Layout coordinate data
>>>>>

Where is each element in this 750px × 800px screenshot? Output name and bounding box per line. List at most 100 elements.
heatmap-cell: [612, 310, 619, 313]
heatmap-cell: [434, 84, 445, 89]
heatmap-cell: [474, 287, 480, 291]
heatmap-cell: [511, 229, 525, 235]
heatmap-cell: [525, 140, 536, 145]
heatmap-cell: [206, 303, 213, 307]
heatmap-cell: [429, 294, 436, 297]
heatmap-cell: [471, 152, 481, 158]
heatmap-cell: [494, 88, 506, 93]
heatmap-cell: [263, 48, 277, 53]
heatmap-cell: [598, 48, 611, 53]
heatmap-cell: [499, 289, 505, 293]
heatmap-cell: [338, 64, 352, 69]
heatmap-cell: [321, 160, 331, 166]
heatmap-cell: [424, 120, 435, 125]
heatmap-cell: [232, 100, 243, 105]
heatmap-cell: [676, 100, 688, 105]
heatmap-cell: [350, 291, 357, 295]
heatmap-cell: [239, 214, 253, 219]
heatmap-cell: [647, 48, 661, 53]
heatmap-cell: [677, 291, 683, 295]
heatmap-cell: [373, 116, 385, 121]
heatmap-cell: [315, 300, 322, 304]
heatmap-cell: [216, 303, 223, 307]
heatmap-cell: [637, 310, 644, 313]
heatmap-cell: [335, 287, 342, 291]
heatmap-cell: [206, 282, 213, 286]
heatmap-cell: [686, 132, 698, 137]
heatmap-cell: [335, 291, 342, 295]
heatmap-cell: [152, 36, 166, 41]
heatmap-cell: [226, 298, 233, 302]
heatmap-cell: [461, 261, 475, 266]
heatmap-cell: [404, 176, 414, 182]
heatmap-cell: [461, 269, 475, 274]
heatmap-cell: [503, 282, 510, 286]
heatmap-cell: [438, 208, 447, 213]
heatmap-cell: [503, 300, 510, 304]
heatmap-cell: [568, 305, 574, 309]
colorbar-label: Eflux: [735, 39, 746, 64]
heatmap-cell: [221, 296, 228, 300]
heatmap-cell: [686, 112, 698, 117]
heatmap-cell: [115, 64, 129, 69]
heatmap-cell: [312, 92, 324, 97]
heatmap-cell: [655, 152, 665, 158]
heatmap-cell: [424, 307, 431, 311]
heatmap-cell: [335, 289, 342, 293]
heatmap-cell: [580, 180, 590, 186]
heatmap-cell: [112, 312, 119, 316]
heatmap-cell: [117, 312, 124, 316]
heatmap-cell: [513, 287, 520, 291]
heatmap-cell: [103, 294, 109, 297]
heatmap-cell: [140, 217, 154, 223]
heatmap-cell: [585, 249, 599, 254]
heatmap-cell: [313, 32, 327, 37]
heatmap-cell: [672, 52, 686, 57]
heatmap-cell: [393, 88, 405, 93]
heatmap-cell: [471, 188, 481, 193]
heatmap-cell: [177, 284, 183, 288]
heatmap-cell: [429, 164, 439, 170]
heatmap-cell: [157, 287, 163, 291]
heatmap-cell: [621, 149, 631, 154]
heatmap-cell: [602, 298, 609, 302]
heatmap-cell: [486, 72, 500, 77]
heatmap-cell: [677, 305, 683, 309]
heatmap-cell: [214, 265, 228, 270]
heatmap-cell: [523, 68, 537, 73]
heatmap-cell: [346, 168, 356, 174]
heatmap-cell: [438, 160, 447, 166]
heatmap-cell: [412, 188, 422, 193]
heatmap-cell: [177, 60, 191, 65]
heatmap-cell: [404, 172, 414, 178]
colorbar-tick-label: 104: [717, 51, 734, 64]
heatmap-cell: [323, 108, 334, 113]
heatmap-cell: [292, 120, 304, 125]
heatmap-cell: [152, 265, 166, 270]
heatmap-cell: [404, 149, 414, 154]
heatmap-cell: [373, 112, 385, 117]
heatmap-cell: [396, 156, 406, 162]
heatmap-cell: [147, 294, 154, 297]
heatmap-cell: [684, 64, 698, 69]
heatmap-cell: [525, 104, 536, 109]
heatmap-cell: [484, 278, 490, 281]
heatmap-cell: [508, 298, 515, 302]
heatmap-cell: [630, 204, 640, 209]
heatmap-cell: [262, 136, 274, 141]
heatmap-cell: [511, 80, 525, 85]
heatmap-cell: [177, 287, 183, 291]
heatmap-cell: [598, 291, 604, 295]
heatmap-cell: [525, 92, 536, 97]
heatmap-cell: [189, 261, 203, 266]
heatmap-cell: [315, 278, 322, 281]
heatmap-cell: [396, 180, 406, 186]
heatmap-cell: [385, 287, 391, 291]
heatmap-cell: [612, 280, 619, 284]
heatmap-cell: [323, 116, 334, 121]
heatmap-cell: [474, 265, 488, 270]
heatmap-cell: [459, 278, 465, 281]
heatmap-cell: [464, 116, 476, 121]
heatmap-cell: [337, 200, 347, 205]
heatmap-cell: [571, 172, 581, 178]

<<<<<

Objective:
Copy every line of the items above without changing anything.

Result of the task:
Where is each element in this 750px × 800px screenshot? Output name and bounding box per line. List at most 100 elements.
heatmap-cell: [612, 310, 619, 313]
heatmap-cell: [434, 84, 445, 89]
heatmap-cell: [474, 287, 480, 291]
heatmap-cell: [511, 229, 525, 235]
heatmap-cell: [525, 140, 536, 145]
heatmap-cell: [206, 303, 213, 307]
heatmap-cell: [429, 294, 436, 297]
heatmap-cell: [471, 152, 481, 158]
heatmap-cell: [494, 88, 506, 93]
heatmap-cell: [263, 48, 277, 53]
heatmap-cell: [598, 48, 611, 53]
heatmap-cell: [499, 289, 505, 293]
heatmap-cell: [338, 64, 352, 69]
heatmap-cell: [321, 160, 331, 166]
heatmap-cell: [424, 120, 435, 125]
heatmap-cell: [232, 100, 243, 105]
heatmap-cell: [676, 100, 688, 105]
heatmap-cell: [350, 291, 357, 295]
heatmap-cell: [239, 214, 253, 219]
heatmap-cell: [647, 48, 661, 53]
heatmap-cell: [677, 291, 683, 295]
heatmap-cell: [373, 116, 385, 121]
heatmap-cell: [315, 300, 322, 304]
heatmap-cell: [216, 303, 223, 307]
heatmap-cell: [637, 310, 644, 313]
heatmap-cell: [335, 287, 342, 291]
heatmap-cell: [206, 282, 213, 286]
heatmap-cell: [686, 132, 698, 137]
heatmap-cell: [335, 291, 342, 295]
heatmap-cell: [152, 36, 166, 41]
heatmap-cell: [226, 298, 233, 302]
heatmap-cell: [461, 261, 475, 266]
heatmap-cell: [404, 176, 414, 182]
heatmap-cell: [461, 269, 475, 274]
heatmap-cell: [503, 282, 510, 286]
heatmap-cell: [438, 208, 447, 213]
heatmap-cell: [503, 300, 510, 304]
heatmap-cell: [568, 305, 574, 309]
colorbar-label: Eflux: [735, 39, 746, 64]
heatmap-cell: [221, 296, 228, 300]
heatmap-cell: [686, 112, 698, 117]
heatmap-cell: [115, 64, 129, 69]
heatmap-cell: [312, 92, 324, 97]
heatmap-cell: [655, 152, 665, 158]
heatmap-cell: [424, 307, 431, 311]
heatmap-cell: [335, 289, 342, 293]
heatmap-cell: [580, 180, 590, 186]
heatmap-cell: [112, 312, 119, 316]
heatmap-cell: [117, 312, 124, 316]
heatmap-cell: [513, 287, 520, 291]
heatmap-cell: [103, 294, 109, 297]
heatmap-cell: [140, 217, 154, 223]
heatmap-cell: [585, 249, 599, 254]
heatmap-cell: [313, 32, 327, 37]
heatmap-cell: [672, 52, 686, 57]
heatmap-cell: [393, 88, 405, 93]
heatmap-cell: [471, 188, 481, 193]
heatmap-cell: [177, 284, 183, 288]
heatmap-cell: [429, 164, 439, 170]
heatmap-cell: [157, 287, 163, 291]
heatmap-cell: [621, 149, 631, 154]
heatmap-cell: [602, 298, 609, 302]
heatmap-cell: [486, 72, 500, 77]
heatmap-cell: [677, 305, 683, 309]
heatmap-cell: [214, 265, 228, 270]
heatmap-cell: [523, 68, 537, 73]
heatmap-cell: [346, 168, 356, 174]
heatmap-cell: [438, 160, 447, 166]
heatmap-cell: [412, 188, 422, 193]
heatmap-cell: [177, 60, 191, 65]
heatmap-cell: [404, 172, 414, 178]
colorbar-tick-label: 104: [717, 51, 734, 64]
heatmap-cell: [323, 108, 334, 113]
heatmap-cell: [292, 120, 304, 125]
heatmap-cell: [152, 265, 166, 270]
heatmap-cell: [404, 149, 414, 154]
heatmap-cell: [373, 112, 385, 117]
heatmap-cell: [396, 156, 406, 162]
heatmap-cell: [147, 294, 154, 297]
heatmap-cell: [684, 64, 698, 69]
heatmap-cell: [525, 104, 536, 109]
heatmap-cell: [484, 278, 490, 281]
heatmap-cell: [508, 298, 515, 302]
heatmap-cell: [630, 204, 640, 209]
heatmap-cell: [262, 136, 274, 141]
heatmap-cell: [511, 80, 525, 85]
heatmap-cell: [177, 287, 183, 291]
heatmap-cell: [598, 291, 604, 295]
heatmap-cell: [525, 92, 536, 97]
heatmap-cell: [189, 261, 203, 266]
heatmap-cell: [315, 278, 322, 281]
heatmap-cell: [396, 180, 406, 186]
heatmap-cell: [385, 287, 391, 291]
heatmap-cell: [612, 280, 619, 284]
heatmap-cell: [323, 116, 334, 121]
heatmap-cell: [474, 265, 488, 270]
heatmap-cell: [459, 278, 465, 281]
heatmap-cell: [464, 116, 476, 121]
heatmap-cell: [337, 200, 347, 205]
heatmap-cell: [571, 172, 581, 178]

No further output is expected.